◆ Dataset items
## BEGIN

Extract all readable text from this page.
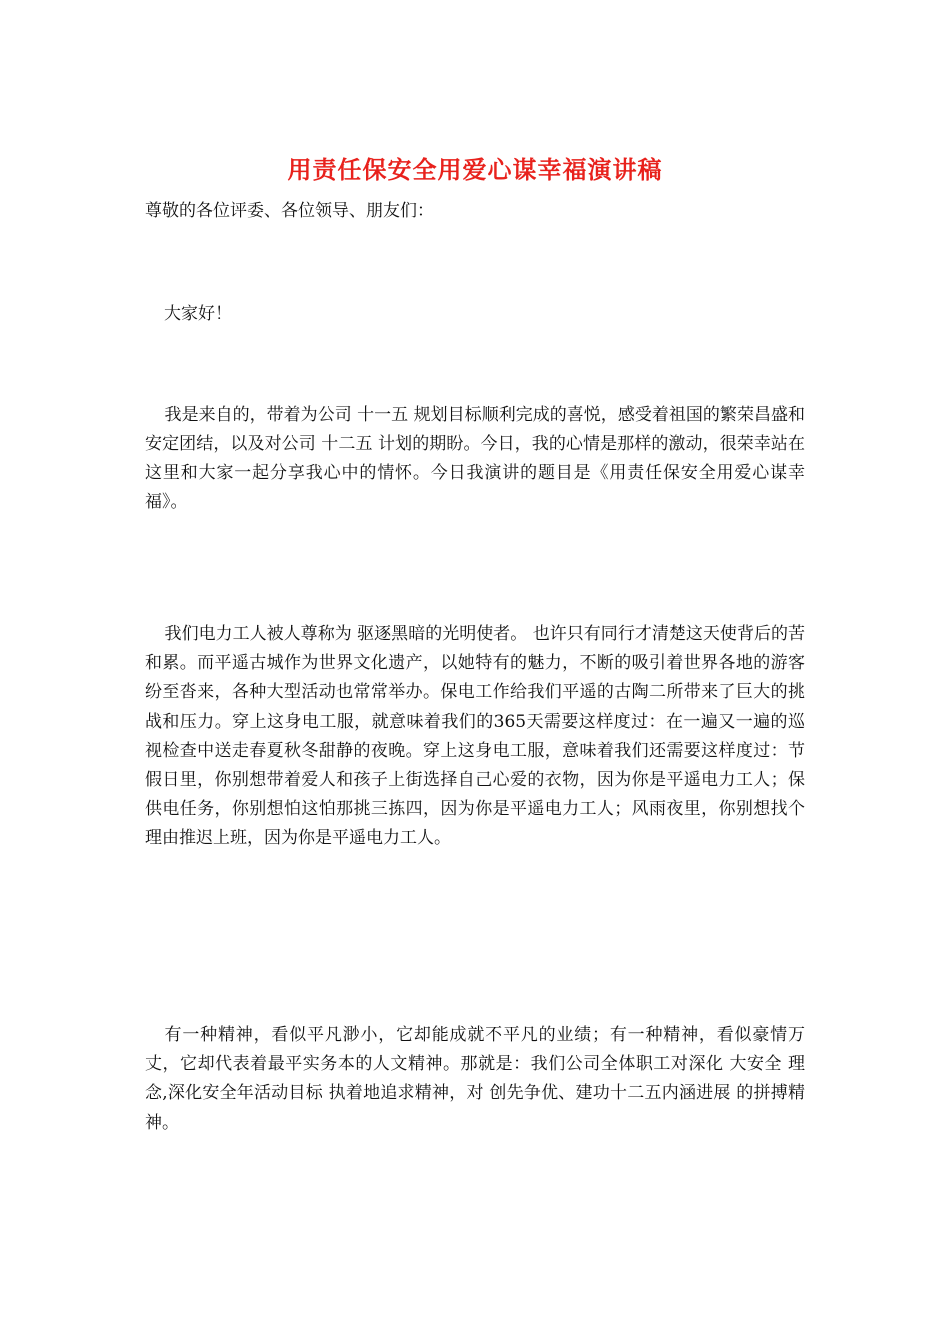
用责任保安全用爱心谋幸福演讲稿

尊敬的各位评委、各位领导、朋友们：

大家好！

我是来自的，带着为公司 十一五 规划目标顺利完成的喜悦，感受着祖国的繁荣昌盛和安定团结，以及对公司 十二五 计划的期盼。今日，我的心情是那样的激动，很荣幸站在这里和大家一起分享我心中的情怀。今日我演讲的题目是《用责任保安全用爱心谋幸福》。

我们电力工人被人尊称为 驱逐黑暗的光明使者。 也许只有同行才清楚这天使背后的苦和累。而平遥古城作为世界文化遗产，以她特有的魅力，不断的吸引着世界各地的游客纷至沓来，各种大型活动也常常举办。保电工作给我们平遥的古陶二所带来了巨大的挑战和压力。穿上这身电工服，就意味着我们的365天需要这样度过：在一遍又一遍的巡视检查中送走春夏秋冬甜静的夜晚。穿上这身电工服，意味着我们还需要这样度过：节假日里，你别想带着爱人和孩子上街选择自己心爱的衣物，因为你是平遥电力工人；保供电任务，你别想怕这怕那挑三拣四，因为你是平遥电力工人；风雨夜里，你别想找个理由推迟上班，因为你是平遥电力工人。

有一种精神，看似平凡渺小，它却能成就不平凡的业绩；有一种精神，看似豪情万丈，它却代表着最平实务本的人文精神。那就是：我们公司全体职工对深化 大安全 理念,深化安全年活动目标 执着地追求精神，对 创先争优、建功十二五内涵进展 的拼搏精神。
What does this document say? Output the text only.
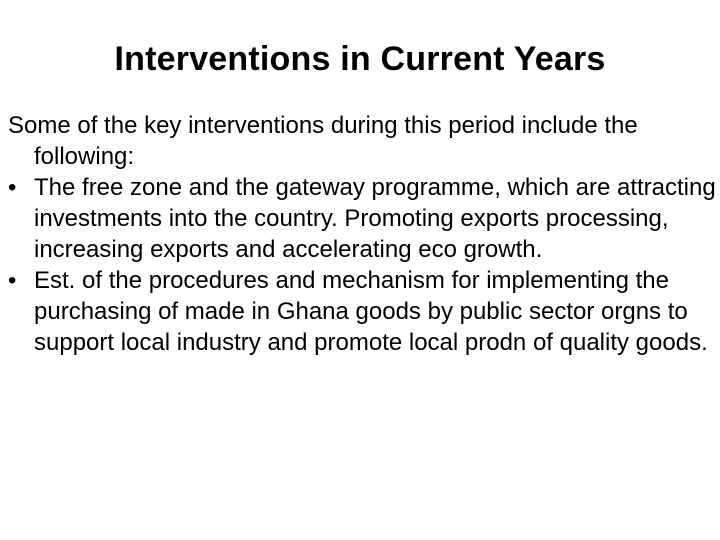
Interventions in Current Years

Some of the key interventions during this period include the following:

• The free zone and the gateway programme, which are attracting investments into the country. Promoting exports processing, increasing exports and accelerating eco growth.
• Est. of the procedures and mechanism for implementing the purchasing of made in Ghana goods by public sector orgns to support local industry and promote local prodn of quality goods.
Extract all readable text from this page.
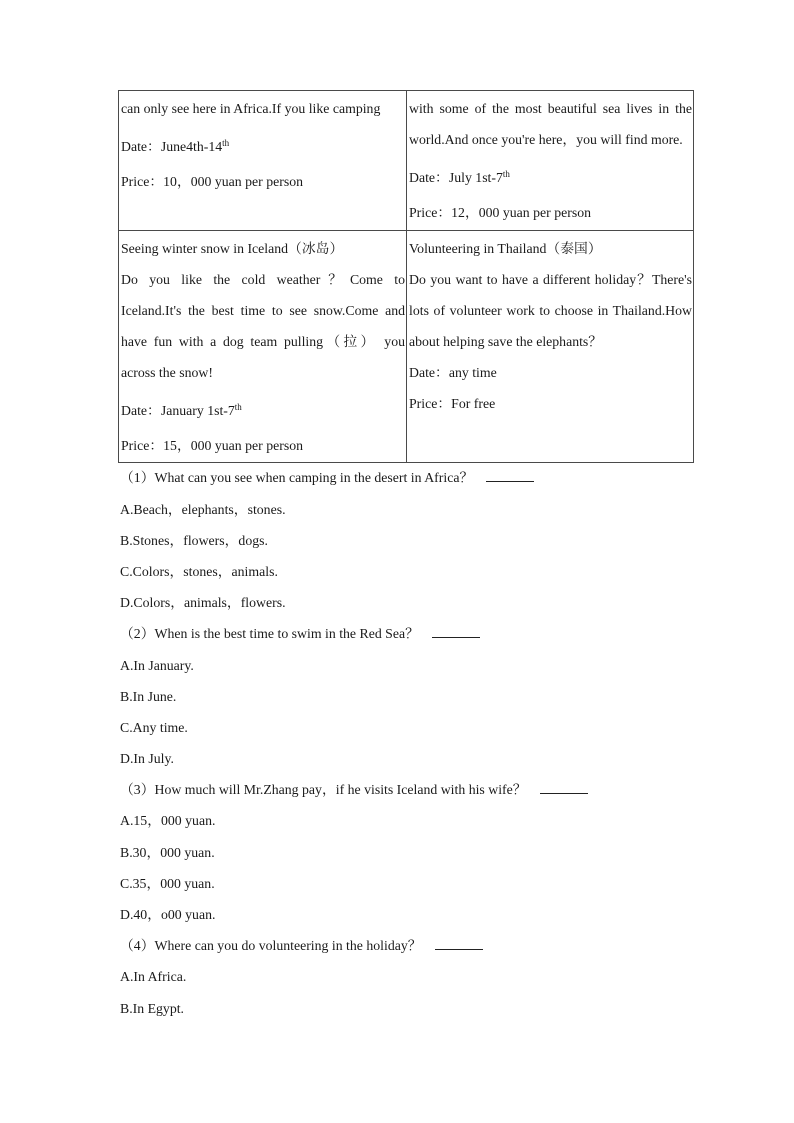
can only see here in Africa.If you like camping
Date：June4th-14th
Price：10，000 yuan per person
with some of the most beautiful sea lives in the
world.And once you're here，you will find more.
Date：July 1st-7th
Price：12，000 yuan per person
Seeing winter snow in Iceland（冰岛）
Do you like the cold weather？Come to
Iceland.It's the best time to see snow.Come and
have fun with a dog team pulling（拉） you
across the snow!
Date：January 1st-7th
Price：15，000 yuan per person
Volunteering in Thailand（泰国）
Do you want to have a different holiday？There's
lots of volunteer work to choose in Thailand.How
about helping save the elephants？
Date：any time
Price：For free
（1）What can you see when camping in the desert in Africa？
A.Beach，elephants，stones.
B.Stones，flowers，dogs.
C.Colors，stones，animals.
D.Colors，animals，flowers.
（2）When is the best time to swim in the Red Sea？
A.In January.
B.In June.
C.Any time.
D.In July.
（3）How much will Mr.Zhang pay，if he visits Iceland with his wife？
A.15，000 yuan.
B.30，000 yuan.
C.35，000 yuan.
D.40，o00 yuan.
（4）Where can you do volunteering in the holiday？
A.In Africa.
B.In Egypt.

## END

◆ Task description
Transcribe each entry precisely as given, leaving the pictures out.

◆ Response for this exercise
Extract all readable text from this page.
用责任保安全用爱心谋幸福演讲稿

尊敬的各位评委、各位领导、朋友们：

大家好！

我是来自的，带着为公司 十一五 规划目标顺利完成的喜悦，感受着祖国的繁荣昌盛和安定团结，以及对公司 十二五 计划的期盼。今日，我的心情是那样的激动，很荣幸站在这里和大家一起分享我心中的情怀。今日我演讲的题目是《用责任保安全用爱心谋幸福》。

我们电力工人被人尊称为 驱逐黑暗的光明使者。 也许只有同行才清楚这天使背后的苦和累。而平遥古城作为世界文化遗产，以她特有的魅力，不断的吸引着世界各地的游客纷至沓来，各种大型活动也常常举办。保电工作给我们平遥的古陶二所带来了巨大的挑战和压力。穿上这身电工服，就意味着我们的365天需要这样度过：在一遍又一遍的巡视检查中送走春夏秋冬甜静的夜晚。穿上这身电工服，意味着我们还需要这样度过：节假日里，你别想带着爱人和孩子上街选择自己心爱的衣物，因为你是平遥电力工人；保供电任务，你别想怕这怕那挑三拣四，因为你是平遥电力工人；风雨夜里，你别想找个理由推迟上班，因为你是平遥电力工人。

有一种精神，看似平凡渺小，它却能成就不平凡的业绩；有一种精神，看似豪情万丈，它却代表着最平实务本的人文精神。那就是：我们公司全体职工对深化 大安全 理念,深化安全年活动目标 执着地追求精神，对 创先争优、建功十二五内涵进展 的拼搏精神。
What does this document say? Output the text only.
Interventions in Current Years

Some of the key interventions during this period include the following:

• The free zone and the gateway programme, which are attracting investments into the country. Promoting exports processing, increasing exports and accelerating eco growth.
• Est. of the procedures and mechanism for implementing the purchasing of made in Ghana goods by public sector orgns to support local industry and promote local prodn of quality goods.
Extract all readable text from this page.
can only see here in Africa.If you like camping
Date：June4th-14th
Price：10，000 yuan per person
with some of the most beautiful sea lives in the
world.And once you're here，you will find more.
Date：July 1st-7th
Price：12，000 yuan per person
Seeing winter snow in Iceland（冰岛）
Do you like the cold weather？Come to
Iceland.It's the best time to see snow.Come and
have fun with a dog team pulling（拉） you
across the snow!
Date：January 1st-7th
Price：15，000 yuan per person
Volunteering in Thailand（泰国）
Do you want to have a different holiday？There's
lots of volunteer work to choose in Thailand.How
about helping save the elephants？
Date：any time
Price：For free
（1）What can you see when camping in the desert in Africa？
A.Beach，elephants，stones.
B.Stones，flowers，dogs.
C.Colors，stones，animals.
D.Colors，animals，flowers.
（2）When is the best time to swim in the Red Sea？
A.In January.
B.In June.
C.Any time.
D.In July.
（3）How much will Mr.Zhang pay，if he visits Iceland with his wife？
A.15，000 yuan.
B.30，000 yuan.
C.35，000 yuan.
D.40，o00 yuan.
（4）Where can you do volunteering in the holiday？
A.In Africa.
B.In Egypt.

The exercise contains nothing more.